◆ **WHAT YOU NEED TO DO**
Count every line that has "ylabel" in it and give the total, nothing more.

◆ **MATERIAL FOR THIS EXERCISE**

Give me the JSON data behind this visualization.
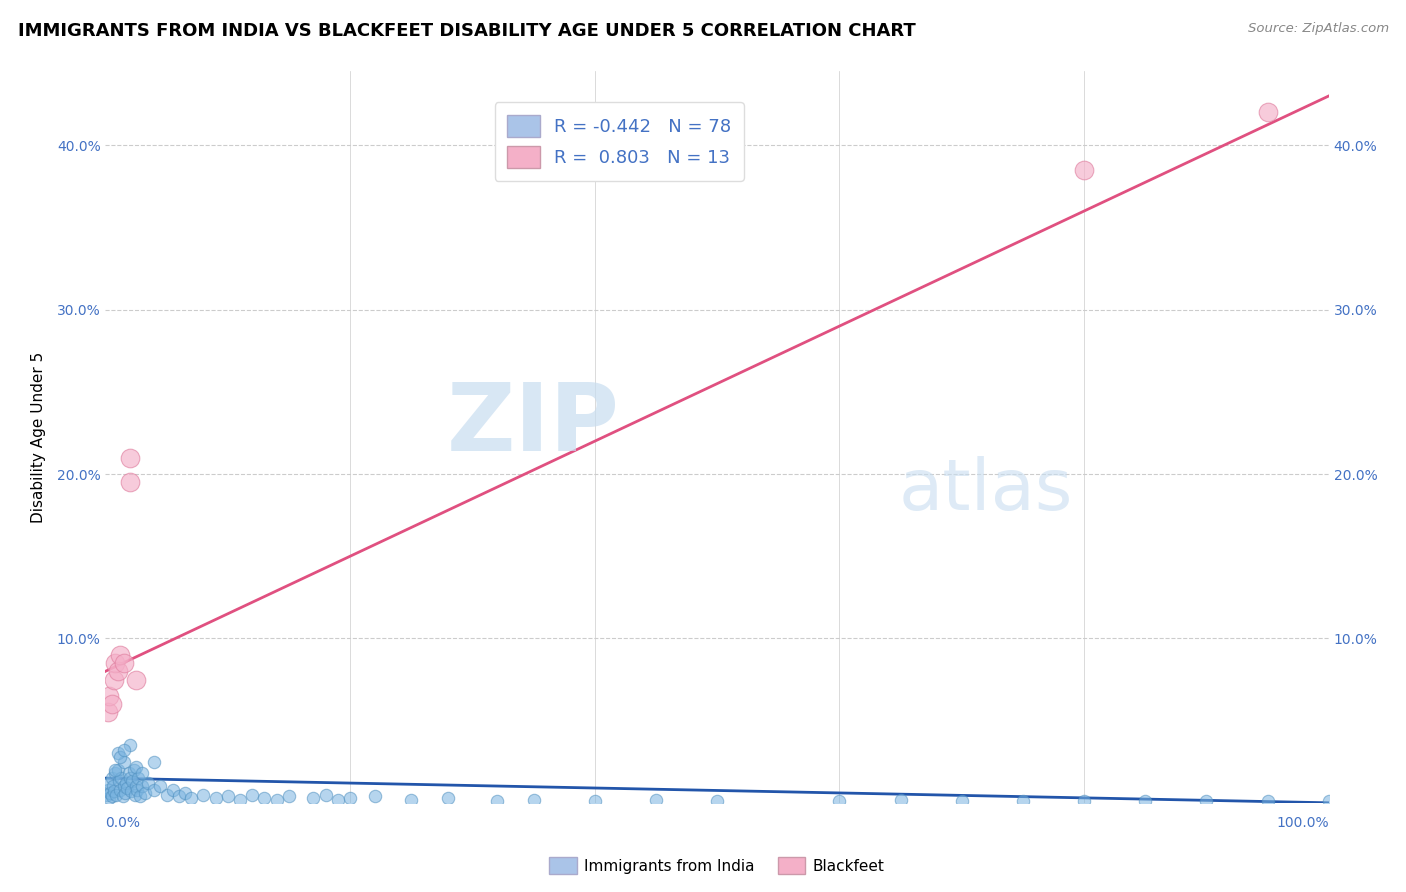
{
  "title": "IMMIGRANTS FROM INDIA VS BLACKFEET DISABILITY AGE UNDER 5 CORRELATION CHART",
  "source": "Source: ZipAtlas.com",
  "ylabel": "Disability Age Under 5",
  "legend_items": [
    {
      "label": "Immigrants from India",
      "color": "#aac4e8",
      "border": "#7aadd4",
      "r": -0.442,
      "n": 78
    },
    {
      "label": "Blackfeet",
      "color": "#f4b0c8",
      "border": "#e888a8",
      "r": 0.803,
      "n": 13
    }
  ],
  "blue_scatter_x": [
    0.1,
    0.2,
    0.3,
    0.3,
    0.4,
    0.5,
    0.5,
    0.6,
    0.7,
    0.8,
    0.9,
    1.0,
    1.1,
    1.2,
    1.3,
    1.4,
    1.5,
    1.5,
    1.6,
    1.7,
    1.8,
    1.9,
    2.0,
    2.1,
    2.2,
    2.3,
    2.4,
    2.5,
    2.6,
    2.7,
    2.8,
    3.0,
    3.2,
    3.5,
    4.0,
    4.5,
    5.0,
    5.5,
    6.0,
    6.5,
    7.0,
    8.0,
    9.0,
    10.0,
    11.0,
    12.0,
    13.0,
    14.0,
    15.0,
    17.0,
    18.0,
    19.0,
    20.0,
    22.0,
    25.0,
    28.0,
    32.0,
    35.0,
    40.0,
    45.0,
    50.0,
    60.0,
    65.0,
    70.0,
    75.0,
    80.0,
    85.0,
    90.0,
    95.0,
    100.0,
    1.0,
    1.2,
    2.0,
    2.5,
    3.0,
    4.0,
    0.8,
    1.5
  ],
  "blue_scatter_y": [
    0.5,
    0.8,
    1.2,
    0.3,
    0.6,
    1.5,
    0.4,
    1.0,
    0.7,
    1.8,
    0.5,
    2.0,
    1.3,
    0.8,
    1.5,
    0.4,
    1.0,
    2.5,
    0.6,
    1.2,
    0.9,
    1.8,
    1.5,
    0.7,
    1.3,
    2.0,
    0.5,
    1.0,
    0.8,
    1.5,
    0.4,
    1.0,
    0.6,
    1.2,
    0.8,
    1.0,
    0.5,
    0.8,
    0.4,
    0.6,
    0.3,
    0.5,
    0.3,
    0.4,
    0.2,
    0.5,
    0.3,
    0.2,
    0.4,
    0.3,
    0.5,
    0.2,
    0.3,
    0.4,
    0.2,
    0.3,
    0.1,
    0.2,
    0.1,
    0.2,
    0.1,
    0.1,
    0.2,
    0.1,
    0.1,
    0.1,
    0.1,
    0.1,
    0.1,
    0.1,
    3.0,
    2.8,
    3.5,
    2.2,
    1.8,
    2.5,
    2.0,
    3.2
  ],
  "pink_scatter_x": [
    0.2,
    0.3,
    0.5,
    0.7,
    0.8,
    1.0,
    1.2,
    1.5,
    2.0,
    2.0,
    2.5,
    80.0,
    95.0
  ],
  "pink_scatter_y": [
    5.5,
    6.5,
    6.0,
    7.5,
    8.5,
    8.0,
    9.0,
    8.5,
    19.5,
    21.0,
    7.5,
    38.5,
    42.0
  ],
  "blue_line_x": [
    0.0,
    100.0
  ],
  "blue_line_y": [
    1.5,
    0.0
  ],
  "pink_line_x": [
    0.0,
    100.0
  ],
  "pink_line_y": [
    8.0,
    43.0
  ],
  "xlim": [
    0.0,
    100.0
  ],
  "ylim": [
    0.0,
    44.5
  ],
  "yticks": [
    0.0,
    10.0,
    20.0,
    30.0,
    40.0
  ],
  "xticks": [
    0.0,
    20.0,
    40.0,
    60.0,
    80.0,
    100.0
  ],
  "title_fontsize": 13,
  "axis_color": "#4472c4",
  "blue_scatter_color": "#7ab4e0",
  "blue_scatter_edge": "#5090c0",
  "pink_scatter_color": "#f4afc8",
  "pink_scatter_edge": "#e080a0",
  "blue_line_color": "#2255aa",
  "pink_line_color": "#e05080",
  "grid_color": "#cccccc",
  "background_color": "#ffffff",
  "watermark_zip_color": "#c8ddf0",
  "watermark_atlas_color": "#c8ddf0"
}
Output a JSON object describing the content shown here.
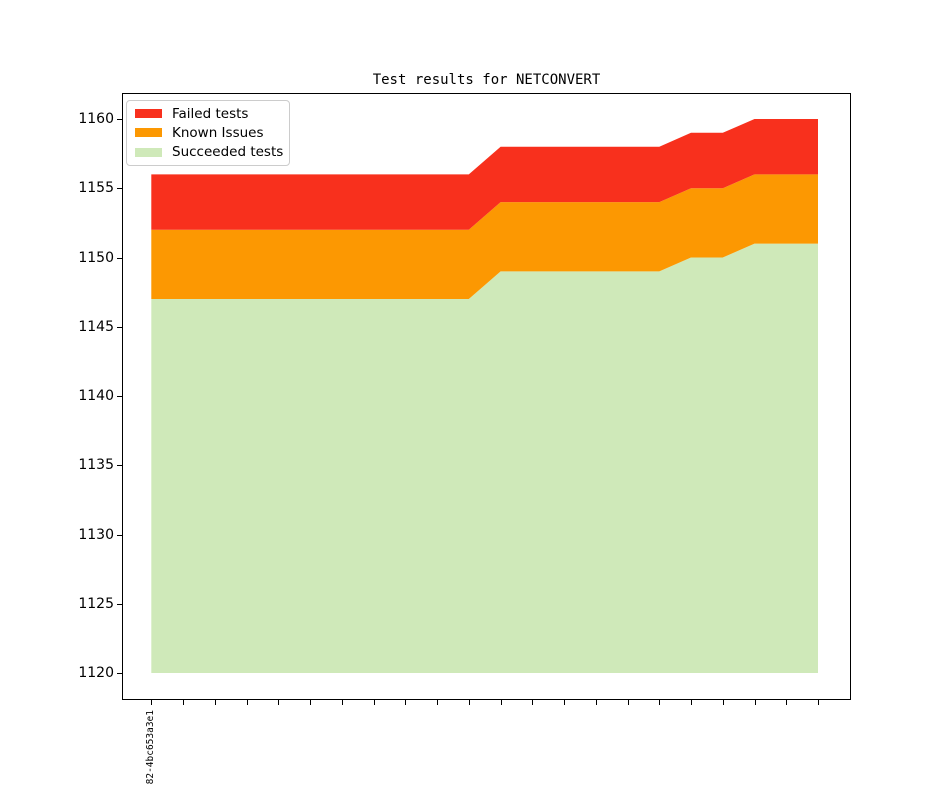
{
  "chart_data": {
    "type": "area",
    "title": "Test results for NETCONVERT",
    "xlabel": "",
    "ylabel": "",
    "grid": false,
    "legend_position": "upper left",
    "baseline": 1120,
    "yticks": [
      1120,
      1125,
      1130,
      1135,
      1140,
      1145,
      1150,
      1155,
      1160
    ],
    "ylim": [
      1118,
      1162
    ],
    "x_labels": [
      "82-4bc653a3e1",
      "",
      "",
      "",
      "",
      "",
      "",
      "",
      "",
      "",
      "",
      "",
      "",
      "",
      "",
      "",
      "",
      "",
      "",
      "",
      "",
      ""
    ],
    "series": [
      {
        "name": "Failed tests",
        "color": "#f8301d",
        "cumulative_top": [
          1156,
          1156,
          1156,
          1156,
          1156,
          1156,
          1156,
          1156,
          1156,
          1156,
          1156,
          1158,
          1158,
          1158,
          1158,
          1158,
          1158,
          1159,
          1159,
          1160,
          1160,
          1160
        ],
        "layer_values": [
          4,
          4,
          4,
          4,
          4,
          4,
          4,
          4,
          4,
          4,
          4,
          4,
          4,
          4,
          4,
          4,
          4,
          4,
          4,
          4,
          4,
          4
        ]
      },
      {
        "name": "Known Issues",
        "color": "#fc9802",
        "cumulative_top": [
          1152,
          1152,
          1152,
          1152,
          1152,
          1152,
          1152,
          1152,
          1152,
          1152,
          1152,
          1154,
          1154,
          1154,
          1154,
          1154,
          1154,
          1155,
          1155,
          1156,
          1156,
          1156
        ],
        "layer_values": [
          5,
          5,
          5,
          5,
          5,
          5,
          5,
          5,
          5,
          5,
          5,
          5,
          5,
          5,
          5,
          5,
          5,
          5,
          5,
          5,
          5,
          5
        ]
      },
      {
        "name": "Succeeded tests",
        "color": "#cfe9b9",
        "cumulative_top": [
          1147,
          1147,
          1147,
          1147,
          1147,
          1147,
          1147,
          1147,
          1147,
          1147,
          1147,
          1149,
          1149,
          1149,
          1149,
          1149,
          1149,
          1150,
          1150,
          1151,
          1151,
          1151
        ],
        "layer_values": [
          27,
          27,
          27,
          27,
          27,
          27,
          27,
          27,
          27,
          27,
          27,
          29,
          29,
          29,
          29,
          29,
          29,
          30,
          30,
          31,
          31,
          31
        ]
      }
    ]
  }
}
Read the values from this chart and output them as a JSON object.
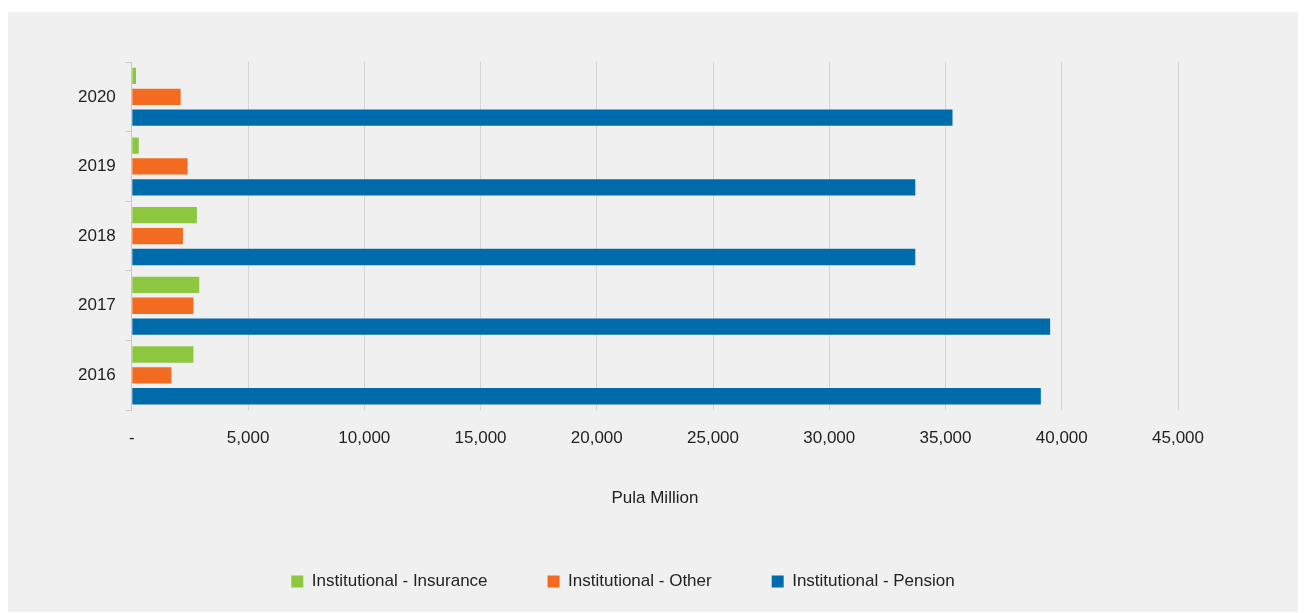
{
  "chart_data": {
    "type": "bar",
    "orientation": "horizontal",
    "xlabel": "Pula Million",
    "categories": [
      "2020",
      "2019",
      "2018",
      "2017",
      "2016"
    ],
    "series": [
      {
        "name": "Institutional - Insurance",
        "color": "#8dc63f",
        "values": [
          180,
          300,
          2800,
          2900,
          2650
        ]
      },
      {
        "name": "Institutional - Other",
        "color": "#f26b21",
        "values": [
          2100,
          2400,
          2200,
          2650,
          1700
        ]
      },
      {
        "name": "Institutional - Pension",
        "color": "#006bab",
        "values": [
          35300,
          33700,
          33700,
          39500,
          39100
        ]
      }
    ],
    "xlim": [
      0,
      45000
    ],
    "xticks": [
      {
        "value": 0,
        "label": "-"
      },
      {
        "value": 5000,
        "label": "5,000"
      },
      {
        "value": 10000,
        "label": "10,000"
      },
      {
        "value": 15000,
        "label": "15,000"
      },
      {
        "value": 20000,
        "label": "20,000"
      },
      {
        "value": 25000,
        "label": "25,000"
      },
      {
        "value": 30000,
        "label": "30,000"
      },
      {
        "value": 35000,
        "label": "35,000"
      },
      {
        "value": 40000,
        "label": "40,000"
      },
      {
        "value": 45000,
        "label": "45,000"
      }
    ],
    "grid": "x",
    "legend": "bottom"
  }
}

◆ **RESULT OF THIS EXERCISE**
2